* **WHAT TO WORK ON**: Check each line below for the word "CoMxFo", and copy those that have it.
::::
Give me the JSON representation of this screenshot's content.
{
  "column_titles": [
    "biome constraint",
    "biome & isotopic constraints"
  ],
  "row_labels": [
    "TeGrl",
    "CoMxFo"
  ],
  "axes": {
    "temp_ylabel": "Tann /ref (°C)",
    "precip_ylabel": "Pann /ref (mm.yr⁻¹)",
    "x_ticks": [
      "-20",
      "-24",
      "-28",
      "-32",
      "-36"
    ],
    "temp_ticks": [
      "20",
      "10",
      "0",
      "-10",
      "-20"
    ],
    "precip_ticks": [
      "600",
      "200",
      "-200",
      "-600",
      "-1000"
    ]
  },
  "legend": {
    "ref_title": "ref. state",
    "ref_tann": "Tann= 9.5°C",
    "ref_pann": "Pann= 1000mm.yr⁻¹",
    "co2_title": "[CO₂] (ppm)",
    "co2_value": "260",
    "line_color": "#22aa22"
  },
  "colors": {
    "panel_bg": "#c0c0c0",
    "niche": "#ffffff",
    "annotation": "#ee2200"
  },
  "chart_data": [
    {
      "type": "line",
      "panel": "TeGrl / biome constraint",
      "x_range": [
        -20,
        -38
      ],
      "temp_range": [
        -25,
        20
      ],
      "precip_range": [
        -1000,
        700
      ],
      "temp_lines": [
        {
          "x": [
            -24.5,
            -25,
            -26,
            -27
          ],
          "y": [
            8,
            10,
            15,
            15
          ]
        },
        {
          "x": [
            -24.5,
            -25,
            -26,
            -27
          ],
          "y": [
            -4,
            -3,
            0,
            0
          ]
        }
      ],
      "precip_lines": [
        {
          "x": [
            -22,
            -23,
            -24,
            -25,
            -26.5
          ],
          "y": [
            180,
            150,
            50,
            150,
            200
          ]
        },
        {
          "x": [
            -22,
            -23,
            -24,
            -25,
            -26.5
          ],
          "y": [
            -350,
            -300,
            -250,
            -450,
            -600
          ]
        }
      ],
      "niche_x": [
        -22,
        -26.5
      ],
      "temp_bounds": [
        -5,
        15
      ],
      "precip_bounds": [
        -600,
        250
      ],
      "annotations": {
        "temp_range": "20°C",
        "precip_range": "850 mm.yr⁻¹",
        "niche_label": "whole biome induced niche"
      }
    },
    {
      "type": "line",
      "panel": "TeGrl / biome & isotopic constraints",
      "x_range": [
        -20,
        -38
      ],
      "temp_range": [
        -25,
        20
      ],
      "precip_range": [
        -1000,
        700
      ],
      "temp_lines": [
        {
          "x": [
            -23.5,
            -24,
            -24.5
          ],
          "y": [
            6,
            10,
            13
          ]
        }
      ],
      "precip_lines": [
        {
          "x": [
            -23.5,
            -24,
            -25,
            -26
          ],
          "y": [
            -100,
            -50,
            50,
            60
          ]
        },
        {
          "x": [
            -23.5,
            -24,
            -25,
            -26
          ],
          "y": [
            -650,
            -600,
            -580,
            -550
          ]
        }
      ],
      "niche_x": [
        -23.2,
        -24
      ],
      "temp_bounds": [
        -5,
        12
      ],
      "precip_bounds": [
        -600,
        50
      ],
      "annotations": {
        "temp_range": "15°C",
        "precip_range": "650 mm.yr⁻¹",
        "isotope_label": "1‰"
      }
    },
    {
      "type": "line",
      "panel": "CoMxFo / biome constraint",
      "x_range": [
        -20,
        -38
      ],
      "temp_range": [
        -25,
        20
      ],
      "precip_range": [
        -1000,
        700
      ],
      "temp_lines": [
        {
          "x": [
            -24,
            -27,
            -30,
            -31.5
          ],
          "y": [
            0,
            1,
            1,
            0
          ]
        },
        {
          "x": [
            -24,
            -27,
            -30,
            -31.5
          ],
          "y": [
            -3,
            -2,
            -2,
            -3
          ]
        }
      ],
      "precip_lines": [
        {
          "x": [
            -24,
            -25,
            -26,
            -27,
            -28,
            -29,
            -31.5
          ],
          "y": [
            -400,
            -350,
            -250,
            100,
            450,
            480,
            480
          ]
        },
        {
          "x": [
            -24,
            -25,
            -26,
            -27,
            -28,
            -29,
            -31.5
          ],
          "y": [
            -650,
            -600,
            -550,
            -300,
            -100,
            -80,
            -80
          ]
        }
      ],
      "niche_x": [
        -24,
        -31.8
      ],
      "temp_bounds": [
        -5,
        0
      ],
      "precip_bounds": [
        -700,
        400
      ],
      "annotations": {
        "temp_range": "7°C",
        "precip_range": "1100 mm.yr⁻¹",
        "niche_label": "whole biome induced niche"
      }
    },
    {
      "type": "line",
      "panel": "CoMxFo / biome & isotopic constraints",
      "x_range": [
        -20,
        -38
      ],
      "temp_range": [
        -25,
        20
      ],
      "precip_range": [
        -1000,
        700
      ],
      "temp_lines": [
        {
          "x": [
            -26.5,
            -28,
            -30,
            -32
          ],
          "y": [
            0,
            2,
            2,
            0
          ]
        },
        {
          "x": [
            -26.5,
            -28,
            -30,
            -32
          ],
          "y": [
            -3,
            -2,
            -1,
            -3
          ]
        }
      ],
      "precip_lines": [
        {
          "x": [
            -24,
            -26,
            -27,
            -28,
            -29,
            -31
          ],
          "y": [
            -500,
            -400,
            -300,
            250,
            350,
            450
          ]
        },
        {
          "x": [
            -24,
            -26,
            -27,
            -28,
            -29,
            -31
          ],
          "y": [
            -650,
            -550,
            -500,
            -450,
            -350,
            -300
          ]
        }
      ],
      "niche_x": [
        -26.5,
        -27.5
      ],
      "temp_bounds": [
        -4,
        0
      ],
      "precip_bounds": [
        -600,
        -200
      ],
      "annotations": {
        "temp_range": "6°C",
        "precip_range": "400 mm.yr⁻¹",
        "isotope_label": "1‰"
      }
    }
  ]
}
::::
* **ANSWER FOR THIS EXERCISE**:
    "CoMxFo"
      "panel": "CoMxFo / biome constraint",
      "panel": "CoMxFo / biome & isotopic constraints",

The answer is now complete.